* **WHAT TO DO**
Starting at the line with "What's the underlying", retype each line exactly up to and including the final line of the records below.

* **Figure record extracts**
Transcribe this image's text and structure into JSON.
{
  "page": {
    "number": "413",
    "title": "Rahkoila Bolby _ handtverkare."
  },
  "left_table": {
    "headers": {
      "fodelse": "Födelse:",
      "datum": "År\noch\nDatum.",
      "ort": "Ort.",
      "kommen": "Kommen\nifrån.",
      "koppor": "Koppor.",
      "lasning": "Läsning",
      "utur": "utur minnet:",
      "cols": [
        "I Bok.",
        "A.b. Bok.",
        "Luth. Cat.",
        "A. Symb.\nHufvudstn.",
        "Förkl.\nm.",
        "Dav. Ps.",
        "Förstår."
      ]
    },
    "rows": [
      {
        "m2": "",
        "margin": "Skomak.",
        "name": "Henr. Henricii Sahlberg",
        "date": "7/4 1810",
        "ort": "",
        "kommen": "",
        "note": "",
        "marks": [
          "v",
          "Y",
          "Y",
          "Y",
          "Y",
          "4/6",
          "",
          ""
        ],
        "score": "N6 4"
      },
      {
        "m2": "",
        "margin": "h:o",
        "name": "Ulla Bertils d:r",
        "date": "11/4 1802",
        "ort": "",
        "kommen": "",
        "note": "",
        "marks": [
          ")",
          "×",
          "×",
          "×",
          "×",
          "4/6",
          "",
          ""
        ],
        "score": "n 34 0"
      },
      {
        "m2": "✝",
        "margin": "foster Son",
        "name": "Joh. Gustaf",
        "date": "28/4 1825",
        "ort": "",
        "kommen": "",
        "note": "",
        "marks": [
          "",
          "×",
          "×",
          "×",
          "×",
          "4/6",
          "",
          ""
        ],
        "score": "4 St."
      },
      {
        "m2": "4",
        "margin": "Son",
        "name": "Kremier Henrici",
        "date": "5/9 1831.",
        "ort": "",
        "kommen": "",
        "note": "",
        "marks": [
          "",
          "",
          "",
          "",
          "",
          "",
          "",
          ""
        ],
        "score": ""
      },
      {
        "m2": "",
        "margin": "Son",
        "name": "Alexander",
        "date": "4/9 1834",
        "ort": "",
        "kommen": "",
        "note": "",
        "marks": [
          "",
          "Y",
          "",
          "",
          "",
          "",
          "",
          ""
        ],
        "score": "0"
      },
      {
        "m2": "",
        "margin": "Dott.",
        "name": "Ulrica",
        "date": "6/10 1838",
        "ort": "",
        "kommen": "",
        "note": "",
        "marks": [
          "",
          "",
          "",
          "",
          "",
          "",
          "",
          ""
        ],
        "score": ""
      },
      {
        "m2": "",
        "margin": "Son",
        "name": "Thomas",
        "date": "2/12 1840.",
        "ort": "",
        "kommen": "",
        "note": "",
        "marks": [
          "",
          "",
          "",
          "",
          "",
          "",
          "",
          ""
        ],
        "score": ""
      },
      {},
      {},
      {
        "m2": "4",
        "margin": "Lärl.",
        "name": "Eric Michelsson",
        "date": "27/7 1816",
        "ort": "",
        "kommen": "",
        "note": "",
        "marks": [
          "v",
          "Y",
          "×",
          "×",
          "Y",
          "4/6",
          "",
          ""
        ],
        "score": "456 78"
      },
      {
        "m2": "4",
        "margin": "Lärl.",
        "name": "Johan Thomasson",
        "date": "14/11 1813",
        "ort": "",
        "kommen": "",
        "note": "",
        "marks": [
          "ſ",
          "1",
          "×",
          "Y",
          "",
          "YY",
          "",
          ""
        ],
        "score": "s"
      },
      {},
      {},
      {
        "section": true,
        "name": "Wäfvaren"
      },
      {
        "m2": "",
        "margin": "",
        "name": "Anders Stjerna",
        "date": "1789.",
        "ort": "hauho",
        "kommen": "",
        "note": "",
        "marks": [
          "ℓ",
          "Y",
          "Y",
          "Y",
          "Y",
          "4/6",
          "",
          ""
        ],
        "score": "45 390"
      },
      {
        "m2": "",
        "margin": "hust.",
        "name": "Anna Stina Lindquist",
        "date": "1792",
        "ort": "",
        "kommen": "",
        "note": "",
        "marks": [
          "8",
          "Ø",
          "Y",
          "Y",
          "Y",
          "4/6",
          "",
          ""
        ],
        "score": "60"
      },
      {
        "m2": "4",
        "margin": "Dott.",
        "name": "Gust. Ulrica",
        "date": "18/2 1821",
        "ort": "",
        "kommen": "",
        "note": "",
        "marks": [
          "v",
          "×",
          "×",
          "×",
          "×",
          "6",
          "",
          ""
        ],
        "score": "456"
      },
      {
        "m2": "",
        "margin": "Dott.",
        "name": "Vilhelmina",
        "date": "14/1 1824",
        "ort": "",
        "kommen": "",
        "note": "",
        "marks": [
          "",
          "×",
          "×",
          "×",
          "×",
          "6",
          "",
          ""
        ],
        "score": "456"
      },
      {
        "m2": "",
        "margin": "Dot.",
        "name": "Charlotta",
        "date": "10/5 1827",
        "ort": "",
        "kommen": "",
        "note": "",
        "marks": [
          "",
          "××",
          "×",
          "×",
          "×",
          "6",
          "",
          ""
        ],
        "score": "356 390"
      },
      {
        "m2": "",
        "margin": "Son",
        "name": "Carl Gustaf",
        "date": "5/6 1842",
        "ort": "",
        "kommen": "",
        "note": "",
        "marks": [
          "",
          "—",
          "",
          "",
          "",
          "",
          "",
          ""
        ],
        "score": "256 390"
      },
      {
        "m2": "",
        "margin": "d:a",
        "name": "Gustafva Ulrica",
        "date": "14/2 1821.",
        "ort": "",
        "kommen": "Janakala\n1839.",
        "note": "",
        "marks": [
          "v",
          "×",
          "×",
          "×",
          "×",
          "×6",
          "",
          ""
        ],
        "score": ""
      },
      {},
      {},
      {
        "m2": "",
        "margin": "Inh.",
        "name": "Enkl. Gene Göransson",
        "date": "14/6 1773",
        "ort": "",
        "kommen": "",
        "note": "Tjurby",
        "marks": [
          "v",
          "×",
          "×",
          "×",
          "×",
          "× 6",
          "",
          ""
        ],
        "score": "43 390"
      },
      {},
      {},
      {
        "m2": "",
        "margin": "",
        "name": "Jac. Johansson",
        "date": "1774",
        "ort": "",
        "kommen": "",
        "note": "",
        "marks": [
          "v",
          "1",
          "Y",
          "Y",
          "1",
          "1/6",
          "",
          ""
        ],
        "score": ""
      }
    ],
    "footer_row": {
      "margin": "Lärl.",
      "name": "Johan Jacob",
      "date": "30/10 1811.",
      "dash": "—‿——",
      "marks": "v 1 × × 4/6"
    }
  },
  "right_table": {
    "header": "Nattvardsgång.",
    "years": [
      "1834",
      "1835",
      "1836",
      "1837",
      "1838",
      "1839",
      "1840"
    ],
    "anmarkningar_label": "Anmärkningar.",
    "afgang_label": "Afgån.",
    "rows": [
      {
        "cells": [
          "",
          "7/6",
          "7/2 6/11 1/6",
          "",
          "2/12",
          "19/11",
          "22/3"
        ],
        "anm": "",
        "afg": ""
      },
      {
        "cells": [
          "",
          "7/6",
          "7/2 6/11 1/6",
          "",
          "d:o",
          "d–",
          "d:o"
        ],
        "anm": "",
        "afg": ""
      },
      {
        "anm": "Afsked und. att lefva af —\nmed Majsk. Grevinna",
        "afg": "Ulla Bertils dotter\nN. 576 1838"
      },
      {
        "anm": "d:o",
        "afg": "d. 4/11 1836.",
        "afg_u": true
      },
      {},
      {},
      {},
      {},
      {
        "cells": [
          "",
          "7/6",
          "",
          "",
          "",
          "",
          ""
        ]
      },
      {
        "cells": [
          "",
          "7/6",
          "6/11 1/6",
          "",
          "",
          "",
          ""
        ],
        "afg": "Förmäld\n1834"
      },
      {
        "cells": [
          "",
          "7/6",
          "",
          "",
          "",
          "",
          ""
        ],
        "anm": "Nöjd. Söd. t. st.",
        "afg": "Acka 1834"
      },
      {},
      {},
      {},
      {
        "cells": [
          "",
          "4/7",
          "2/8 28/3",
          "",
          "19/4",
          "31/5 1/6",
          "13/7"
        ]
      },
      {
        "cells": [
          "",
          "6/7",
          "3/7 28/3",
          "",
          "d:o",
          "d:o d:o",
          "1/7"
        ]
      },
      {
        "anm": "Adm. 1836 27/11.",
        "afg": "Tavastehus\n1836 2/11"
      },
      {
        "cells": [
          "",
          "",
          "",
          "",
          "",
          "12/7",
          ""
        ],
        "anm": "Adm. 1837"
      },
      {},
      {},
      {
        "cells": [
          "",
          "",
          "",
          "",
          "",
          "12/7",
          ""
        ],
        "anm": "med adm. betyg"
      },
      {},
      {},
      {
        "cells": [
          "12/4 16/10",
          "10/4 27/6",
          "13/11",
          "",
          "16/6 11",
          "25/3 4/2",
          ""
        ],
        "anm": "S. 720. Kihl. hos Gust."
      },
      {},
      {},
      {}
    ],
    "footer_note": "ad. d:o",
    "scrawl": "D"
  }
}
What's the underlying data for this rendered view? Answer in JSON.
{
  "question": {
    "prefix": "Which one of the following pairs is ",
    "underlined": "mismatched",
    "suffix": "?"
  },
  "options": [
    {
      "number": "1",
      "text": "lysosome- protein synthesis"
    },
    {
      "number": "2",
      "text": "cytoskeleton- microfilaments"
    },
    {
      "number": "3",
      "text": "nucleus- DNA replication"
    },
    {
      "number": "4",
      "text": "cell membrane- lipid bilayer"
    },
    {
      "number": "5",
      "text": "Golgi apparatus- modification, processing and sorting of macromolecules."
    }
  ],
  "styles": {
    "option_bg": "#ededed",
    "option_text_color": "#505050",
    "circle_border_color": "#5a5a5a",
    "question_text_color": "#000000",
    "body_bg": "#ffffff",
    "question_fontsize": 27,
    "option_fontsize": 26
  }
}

* **TASK SOLUTION**
What's the underlying data for this rendered view? Answer in JSON.
{
  "question": {
    "prefix": "Which one of the following pairs is ",
    "underlined": "mismatched",
    "suffix": "?"
  },
  "options": [
    {
      "number": "1",
      "text": "lysosome- protein synthesis"
    },
    {
      "number": "2",
      "text": "cytoskeleton- microfilaments"
    },
    {
      "number": "3",
      "text": "nucleus- DNA replication"
    },
    {
      "number": "4",
      "text": "cell membrane- lipid bilayer"
    },
    {
      "number": "5",
      "text": "Golgi apparatus- modification, processing and sorting of macromolecules."
    }
  ],
  "styles": {
    "option_bg": "#ededed",
    "option_text_color": "#505050",
    "circle_border_color": "#5a5a5a",
    "question_text_color": "#000000",
    "body_bg": "#ffffff",
    "question_fontsize": 27,
    "option_fontsize": 26
  }
}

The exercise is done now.